What to do:
Compute how many lines in the entries below contain "أبوس", and output nothing but the number.

Provided records:
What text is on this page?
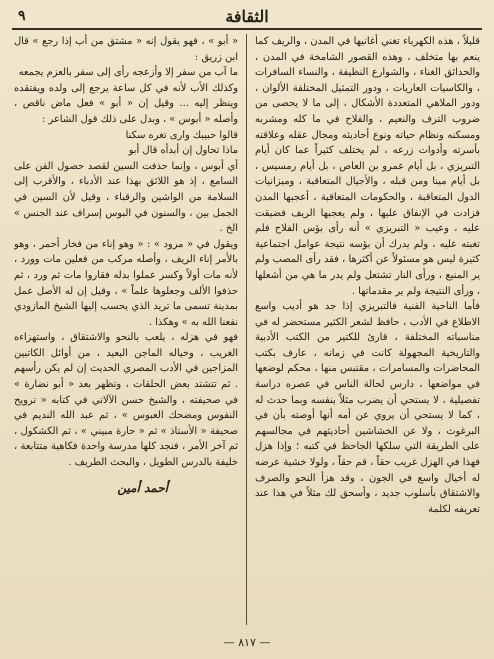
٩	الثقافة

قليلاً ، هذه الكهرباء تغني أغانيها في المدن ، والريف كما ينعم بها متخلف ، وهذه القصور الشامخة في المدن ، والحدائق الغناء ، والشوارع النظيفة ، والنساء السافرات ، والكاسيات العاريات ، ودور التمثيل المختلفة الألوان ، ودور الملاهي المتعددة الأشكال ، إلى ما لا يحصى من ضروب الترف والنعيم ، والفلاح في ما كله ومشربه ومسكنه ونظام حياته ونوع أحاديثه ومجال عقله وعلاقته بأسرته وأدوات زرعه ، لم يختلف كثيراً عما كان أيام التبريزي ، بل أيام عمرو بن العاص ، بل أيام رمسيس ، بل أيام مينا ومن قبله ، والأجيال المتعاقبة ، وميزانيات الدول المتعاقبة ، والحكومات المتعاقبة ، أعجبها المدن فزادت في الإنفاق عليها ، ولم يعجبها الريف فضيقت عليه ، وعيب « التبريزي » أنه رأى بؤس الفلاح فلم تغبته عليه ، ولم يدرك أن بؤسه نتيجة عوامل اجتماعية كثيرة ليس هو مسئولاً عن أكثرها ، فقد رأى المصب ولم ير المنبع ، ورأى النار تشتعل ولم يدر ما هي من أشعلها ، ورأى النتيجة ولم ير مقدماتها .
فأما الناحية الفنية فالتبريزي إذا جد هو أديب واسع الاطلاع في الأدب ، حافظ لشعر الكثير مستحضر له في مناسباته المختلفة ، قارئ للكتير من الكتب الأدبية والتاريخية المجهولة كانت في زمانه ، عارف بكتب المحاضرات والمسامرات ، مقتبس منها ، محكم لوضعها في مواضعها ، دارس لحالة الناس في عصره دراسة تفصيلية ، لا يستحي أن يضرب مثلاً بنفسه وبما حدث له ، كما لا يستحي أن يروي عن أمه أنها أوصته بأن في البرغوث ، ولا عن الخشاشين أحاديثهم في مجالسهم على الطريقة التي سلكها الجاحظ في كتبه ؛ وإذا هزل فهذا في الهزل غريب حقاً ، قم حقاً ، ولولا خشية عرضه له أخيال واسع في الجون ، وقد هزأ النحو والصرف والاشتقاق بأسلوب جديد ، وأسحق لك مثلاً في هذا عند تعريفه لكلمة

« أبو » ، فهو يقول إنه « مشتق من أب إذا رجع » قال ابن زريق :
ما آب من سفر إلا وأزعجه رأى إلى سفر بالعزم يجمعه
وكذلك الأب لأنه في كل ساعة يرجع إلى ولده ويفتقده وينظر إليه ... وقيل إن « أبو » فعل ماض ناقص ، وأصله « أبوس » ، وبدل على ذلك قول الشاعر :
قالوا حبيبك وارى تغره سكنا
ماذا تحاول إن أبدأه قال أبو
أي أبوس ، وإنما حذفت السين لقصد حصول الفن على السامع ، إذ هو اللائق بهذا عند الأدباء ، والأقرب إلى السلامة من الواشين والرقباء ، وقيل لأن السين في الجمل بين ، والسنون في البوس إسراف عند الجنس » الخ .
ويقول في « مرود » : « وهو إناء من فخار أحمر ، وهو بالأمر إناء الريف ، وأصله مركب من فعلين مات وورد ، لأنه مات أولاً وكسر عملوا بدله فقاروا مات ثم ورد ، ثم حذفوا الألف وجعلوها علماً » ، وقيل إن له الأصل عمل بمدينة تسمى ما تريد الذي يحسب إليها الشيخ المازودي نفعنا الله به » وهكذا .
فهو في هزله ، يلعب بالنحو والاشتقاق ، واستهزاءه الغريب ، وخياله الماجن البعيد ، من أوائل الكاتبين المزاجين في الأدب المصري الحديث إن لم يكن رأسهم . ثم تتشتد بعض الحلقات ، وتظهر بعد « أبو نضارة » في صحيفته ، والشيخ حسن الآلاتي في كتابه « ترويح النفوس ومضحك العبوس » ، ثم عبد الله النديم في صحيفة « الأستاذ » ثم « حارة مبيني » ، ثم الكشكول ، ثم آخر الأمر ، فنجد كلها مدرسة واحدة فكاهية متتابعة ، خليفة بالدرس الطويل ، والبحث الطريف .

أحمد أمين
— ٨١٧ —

Expected output:
2